- Dataset records:
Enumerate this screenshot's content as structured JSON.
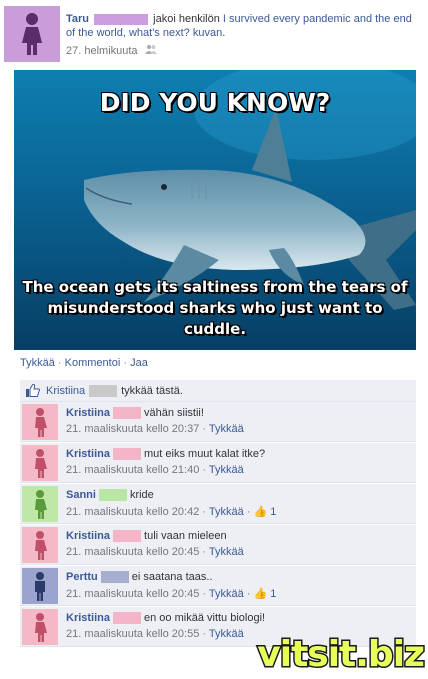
{
  "post": {
    "author": "Taru",
    "author_blur_color": "#cc9ee0",
    "text_before": "jakoi henkilön",
    "link_text": "I survived every pandemic and the end of the world, what's next?",
    "text_after": "kuvan.",
    "link_text2": "kuvan",
    "date": "27. helmikuuta",
    "privacy_icon": "friends-icon",
    "avatar_color": "#c99ed8"
  },
  "image": {
    "headline": "DID YOU KNOW?",
    "caption": "The ocean gets its saltiness from the tears of misunderstood sharks who just want to cuddle."
  },
  "actions": {
    "like": "Tykkää",
    "comment": "Kommentoi",
    "share": "Jaa",
    "sep": "·"
  },
  "likes": {
    "name": "Kristiina",
    "text": "tykkää tästä."
  },
  "comments": [
    {
      "name": "Kristiina",
      "blur": "#f5b5c8",
      "avatar": "#f4b8c6",
      "figure": "#c0506a",
      "text": "vähän siistii!",
      "time": "21. maaliskuuta kello 20:37",
      "like": "Tykkää",
      "likes": ""
    },
    {
      "name": "Kristiina",
      "blur": "#f5b5c8",
      "avatar": "#f4b8c6",
      "figure": "#c0506a",
      "text": "mut eiks muut kalat itke?",
      "time": "21. maaliskuuta kello 21:40",
      "like": "Tykkää",
      "likes": ""
    },
    {
      "name": "Sanni",
      "blur": "#b9e6a5",
      "avatar": "#bfe8a8",
      "figure": "#5a9a3c",
      "text": "kride",
      "time": "21. maaliskuuta kello 20:42",
      "like": "Tykkää",
      "likes": "1"
    },
    {
      "name": "Kristiina",
      "blur": "#f5b5c8",
      "avatar": "#f4b8c6",
      "figure": "#c0506a",
      "text": "tuli vaan mieleen",
      "time": "21. maaliskuuta kello 20:45",
      "like": "Tykkää",
      "likes": ""
    },
    {
      "name": "Perttu",
      "blur": "#a7afd0",
      "avatar": "#9aa4cc",
      "figure": "#2a3a6a",
      "text": "ei saatana taas..",
      "time": "21. maaliskuuta kello 20:45",
      "like": "Tykkää",
      "likes": "1"
    },
    {
      "name": "Kristiina",
      "blur": "#f5b5c8",
      "avatar": "#f4b8c6",
      "figure": "#c0506a",
      "text": "en oo mikää vittu biologi!",
      "time": "21. maaliskuuta kello 20:55",
      "like": "Tykkää",
      "likes": ""
    }
  ],
  "watermark": "vitsit.biz"
}
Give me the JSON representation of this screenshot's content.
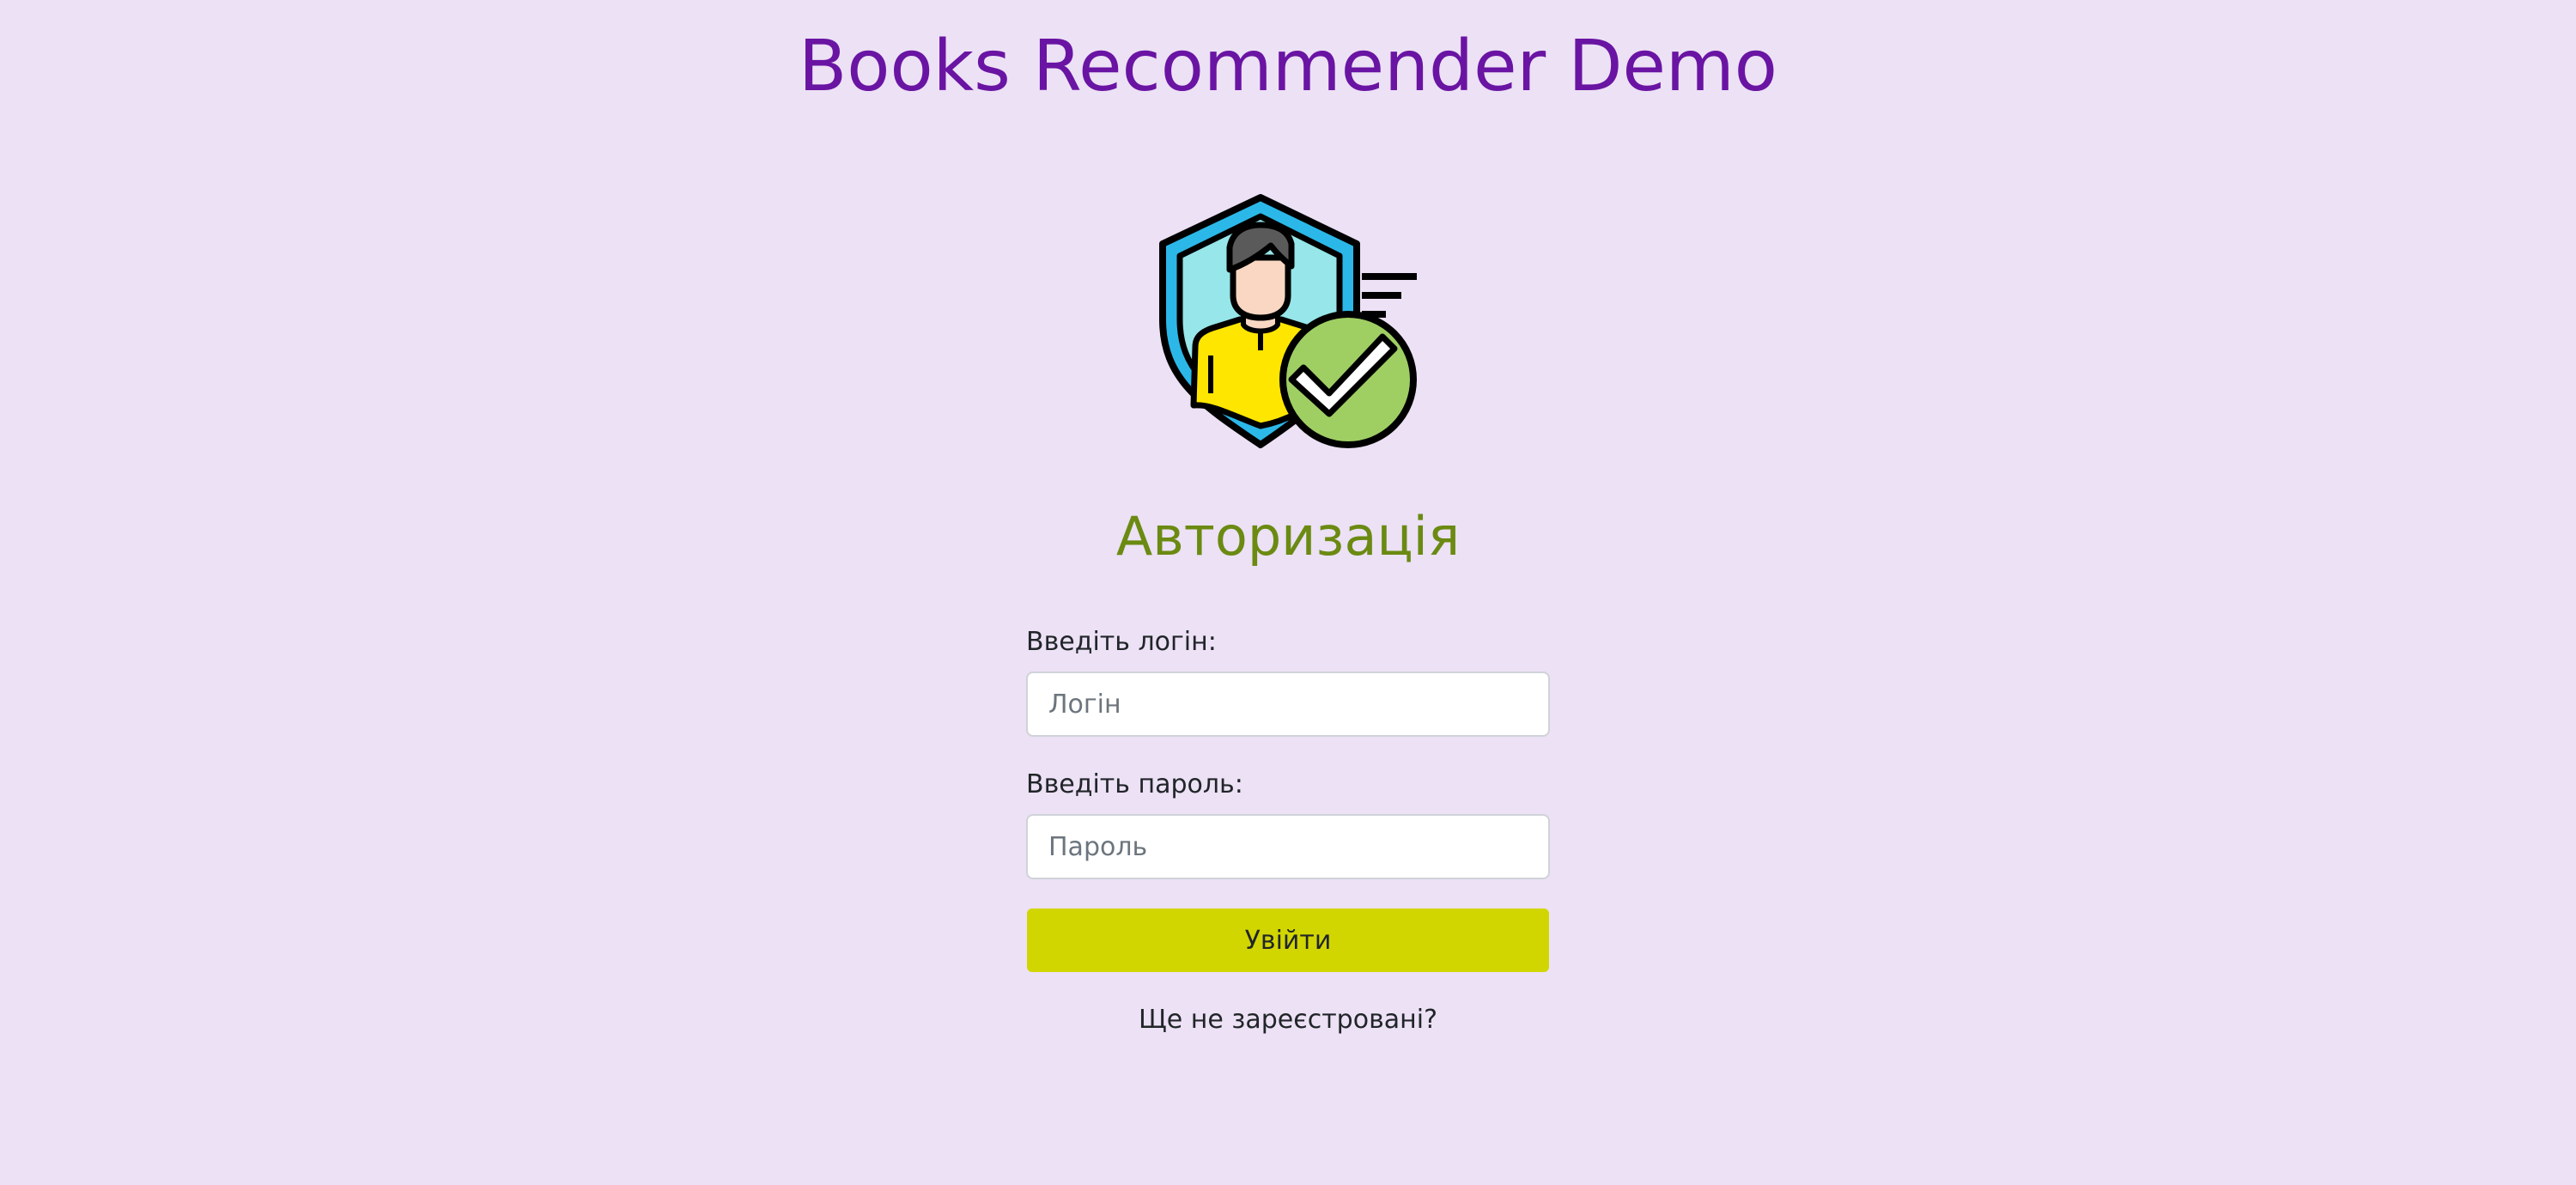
{
  "header": {
    "title": "Books Recommender Demo"
  },
  "illustration": {
    "icon": "user-shield-check-icon",
    "colors": {
      "shield_outer": "#2bb8e8",
      "shield_inner": "#96e6ea",
      "shirt": "#ffe600",
      "check_badge": "#9fcf63"
    }
  },
  "login": {
    "heading": "Авторизація",
    "login_label": "Введіть логін:",
    "login_placeholder": "Логін",
    "password_label": "Введіть пароль:",
    "password_placeholder": "Пароль",
    "submit_label": "Увійти",
    "register_link": "Ще не зареєстровані?"
  },
  "colors": {
    "background": "#ece1f5",
    "title": "#6a14a3",
    "heading": "#6b8a12",
    "button": "#d2d600"
  }
}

- Short problem:
Find the lines containing "title" and pull them out.

- Answer to this exercise:
    "title": "Books Recommender Demo"
    "title": "#6a14a3",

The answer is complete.